Your task is to restate the data word for word.

=== INPUT ===

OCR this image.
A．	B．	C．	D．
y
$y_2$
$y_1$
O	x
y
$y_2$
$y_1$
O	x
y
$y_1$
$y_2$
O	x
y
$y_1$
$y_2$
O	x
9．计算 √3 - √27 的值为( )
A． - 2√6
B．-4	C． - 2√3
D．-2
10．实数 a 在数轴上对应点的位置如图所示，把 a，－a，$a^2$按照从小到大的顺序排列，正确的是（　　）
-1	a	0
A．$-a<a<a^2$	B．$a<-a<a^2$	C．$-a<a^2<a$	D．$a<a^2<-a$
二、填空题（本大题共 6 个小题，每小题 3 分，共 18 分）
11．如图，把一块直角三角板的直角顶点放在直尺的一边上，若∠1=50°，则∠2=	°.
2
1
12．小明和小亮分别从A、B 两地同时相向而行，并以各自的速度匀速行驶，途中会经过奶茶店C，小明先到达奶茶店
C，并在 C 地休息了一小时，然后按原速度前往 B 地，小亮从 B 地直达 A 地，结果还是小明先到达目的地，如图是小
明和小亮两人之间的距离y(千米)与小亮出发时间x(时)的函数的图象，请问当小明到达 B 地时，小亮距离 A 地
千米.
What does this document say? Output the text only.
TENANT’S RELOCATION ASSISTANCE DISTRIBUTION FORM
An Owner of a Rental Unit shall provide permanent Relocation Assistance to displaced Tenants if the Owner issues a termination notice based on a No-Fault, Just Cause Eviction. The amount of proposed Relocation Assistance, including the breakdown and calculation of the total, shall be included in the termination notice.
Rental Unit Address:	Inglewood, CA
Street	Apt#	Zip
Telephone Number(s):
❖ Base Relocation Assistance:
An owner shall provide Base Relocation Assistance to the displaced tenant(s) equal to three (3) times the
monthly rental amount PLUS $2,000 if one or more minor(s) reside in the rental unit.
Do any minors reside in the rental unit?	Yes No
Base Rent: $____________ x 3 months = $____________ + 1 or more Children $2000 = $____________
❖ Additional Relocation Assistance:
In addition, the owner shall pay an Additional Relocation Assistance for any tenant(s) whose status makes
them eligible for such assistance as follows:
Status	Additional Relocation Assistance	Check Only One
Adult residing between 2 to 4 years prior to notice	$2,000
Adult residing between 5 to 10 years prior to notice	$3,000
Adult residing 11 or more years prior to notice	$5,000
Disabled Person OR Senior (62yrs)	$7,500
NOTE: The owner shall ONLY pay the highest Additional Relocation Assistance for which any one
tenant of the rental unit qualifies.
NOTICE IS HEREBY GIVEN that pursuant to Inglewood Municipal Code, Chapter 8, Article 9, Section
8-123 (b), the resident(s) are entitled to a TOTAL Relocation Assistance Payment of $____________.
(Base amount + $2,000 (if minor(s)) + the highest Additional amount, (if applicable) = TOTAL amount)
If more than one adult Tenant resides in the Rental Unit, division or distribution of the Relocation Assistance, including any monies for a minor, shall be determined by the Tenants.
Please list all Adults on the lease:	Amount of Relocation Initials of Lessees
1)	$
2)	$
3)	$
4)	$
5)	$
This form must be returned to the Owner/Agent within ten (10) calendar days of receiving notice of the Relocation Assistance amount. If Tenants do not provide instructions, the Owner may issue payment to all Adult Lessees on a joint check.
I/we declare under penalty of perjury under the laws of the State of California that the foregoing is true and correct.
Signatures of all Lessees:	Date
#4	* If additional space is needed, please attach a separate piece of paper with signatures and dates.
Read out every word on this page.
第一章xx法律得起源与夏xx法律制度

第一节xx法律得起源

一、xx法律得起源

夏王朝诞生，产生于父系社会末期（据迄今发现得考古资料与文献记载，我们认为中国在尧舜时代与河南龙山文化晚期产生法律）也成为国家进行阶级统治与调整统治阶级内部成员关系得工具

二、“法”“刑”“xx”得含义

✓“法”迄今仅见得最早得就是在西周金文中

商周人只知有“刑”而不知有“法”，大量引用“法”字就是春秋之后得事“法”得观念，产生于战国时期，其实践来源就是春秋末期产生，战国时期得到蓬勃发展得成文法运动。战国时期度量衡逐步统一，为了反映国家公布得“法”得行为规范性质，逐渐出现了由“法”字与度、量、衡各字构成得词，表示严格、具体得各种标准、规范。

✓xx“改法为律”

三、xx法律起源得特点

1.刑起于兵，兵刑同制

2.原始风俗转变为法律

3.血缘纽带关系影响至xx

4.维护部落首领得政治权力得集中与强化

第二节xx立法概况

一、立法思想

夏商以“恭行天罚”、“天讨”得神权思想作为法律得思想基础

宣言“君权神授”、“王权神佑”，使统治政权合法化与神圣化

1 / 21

===

§ **FINAL RESULT**
OCR this image.
A．	B．	C．	D．
y
$y_2$
$y_1$
O	x
y
$y_2$
$y_1$
O	x
y
$y_1$
$y_2$
O	x
y
$y_1$
$y_2$
O	x
9．计算 √3 - √27 的值为( )
A． - 2√6
B．-4	C． - 2√3
D．-2
10．实数 a 在数轴上对应点的位置如图所示，把 a，－a，$a^2$按照从小到大的顺序排列，正确的是（　　）
-1	a	0
A．$-a<a<a^2$	B．$a<-a<a^2$	C．$-a<a^2<a$	D．$a<a^2<-a$
二、填空题（本大题共 6 个小题，每小题 3 分，共 18 分）
11．如图，把一块直角三角板的直角顶点放在直尺的一边上，若∠1=50°，则∠2=	°.
2
1
12．小明和小亮分别从A、B 两地同时相向而行，并以各自的速度匀速行驶，途中会经过奶茶店C，小明先到达奶茶店
C，并在 C 地休息了一小时，然后按原速度前往 B 地，小亮从 B 地直达 A 地，结果还是小明先到达目的地，如图是小
明和小亮两人之间的距离y(千米)与小亮出发时间x(时)的函数的图象，请问当小明到达 B 地时，小亮距离 A 地
千米.
What does this document say? Output the text only.
TENANT’S RELOCATION ASSISTANCE DISTRIBUTION FORM
An Owner of a Rental Unit shall provide permanent Relocation Assistance to displaced Tenants if the Owner issues a termination notice based on a No-Fault, Just Cause Eviction. The amount of proposed Relocation Assistance, including the breakdown and calculation of the total, shall be included in the termination notice.
Rental Unit Address:	Inglewood, CA
Street	Apt#	Zip
Telephone Number(s):
❖ Base Relocation Assistance:
An owner shall provide Base Relocation Assistance to the displaced tenant(s) equal to three (3) times the
monthly rental amount PLUS $2,000 if one or more minor(s) reside in the rental unit.
Do any minors reside in the rental unit?	Yes No
Base Rent: $____________ x 3 months = $____________ + 1 or more Children $2000 = $____________
❖ Additional Relocation Assistance:
In addition, the owner shall pay an Additional Relocation Assistance for any tenant(s) whose status makes
them eligible for such assistance as follows:
Status	Additional Relocation Assistance	Check Only One
Adult residing between 2 to 4 years prior to notice	$2,000
Adult residing between 5 to 10 years prior to notice	$3,000
Adult residing 11 or more years prior to notice	$5,000
Disabled Person OR Senior (62yrs)	$7,500
NOTE: The owner shall ONLY pay the highest Additional Relocation Assistance for which any one
tenant of the rental unit qualifies.
NOTICE IS HEREBY GIVEN that pursuant to Inglewood Municipal Code, Chapter 8, Article 9, Section
8-123 (b), the resident(s) are entitled to a TOTAL Relocation Assistance Payment of $____________.
(Base amount + $2,000 (if minor(s)) + the highest Additional amount, (if applicable) = TOTAL amount)
If more than one adult Tenant resides in the Rental Unit, division or distribution of the Relocation Assistance, including any monies for a minor, shall be determined by the Tenants.
Please list all Adults on the lease:	Amount of Relocation Initials of Lessees
1)	$
2)	$
3)	$
4)	$
5)	$
This form must be returned to the Owner/Agent within ten (10) calendar days of receiving notice of the Relocation Assistance amount. If Tenants do not provide instructions, the Owner may issue payment to all Adult Lessees on a joint check.
I/we declare under penalty of perjury under the laws of the State of California that the foregoing is true and correct.
Signatures of all Lessees:	Date
#4	* If additional space is needed, please attach a separate piece of paper with signatures and dates.
Read out every word on this page.
第一章xx法律得起源与夏xx法律制度

第一节xx法律得起源

一、xx法律得起源

夏王朝诞生，产生于父系社会末期（据迄今发现得考古资料与文献记载，我们认为中国在尧舜时代与河南龙山文化晚期产生法律）也成为国家进行阶级统治与调整统治阶级内部成员关系得工具

二、“法”“刑”“xx”得含义

✓“法”迄今仅见得最早得就是在西周金文中

商周人只知有“刑”而不知有“法”，大量引用“法”字就是春秋之后得事“法”得观念，产生于战国时期，其实践来源就是春秋末期产生，战国时期得到蓬勃发展得成文法运动。战国时期度量衡逐步统一，为了反映国家公布得“法”得行为规范性质，逐渐出现了由“法”字与度、量、衡各字构成得词，表示严格、具体得各种标准、规范。

✓xx“改法为律”

三、xx法律起源得特点

1.刑起于兵，兵刑同制

2.原始风俗转变为法律

3.血缘纽带关系影响至xx

4.维护部落首领得政治权力得集中与强化

第二节xx立法概况

一、立法思想

夏商以“恭行天罚”、“天讨”得神权思想作为法律得思想基础

宣言“君权神授”、“王权神佑”，使统治政权合法化与神圣化

1 / 21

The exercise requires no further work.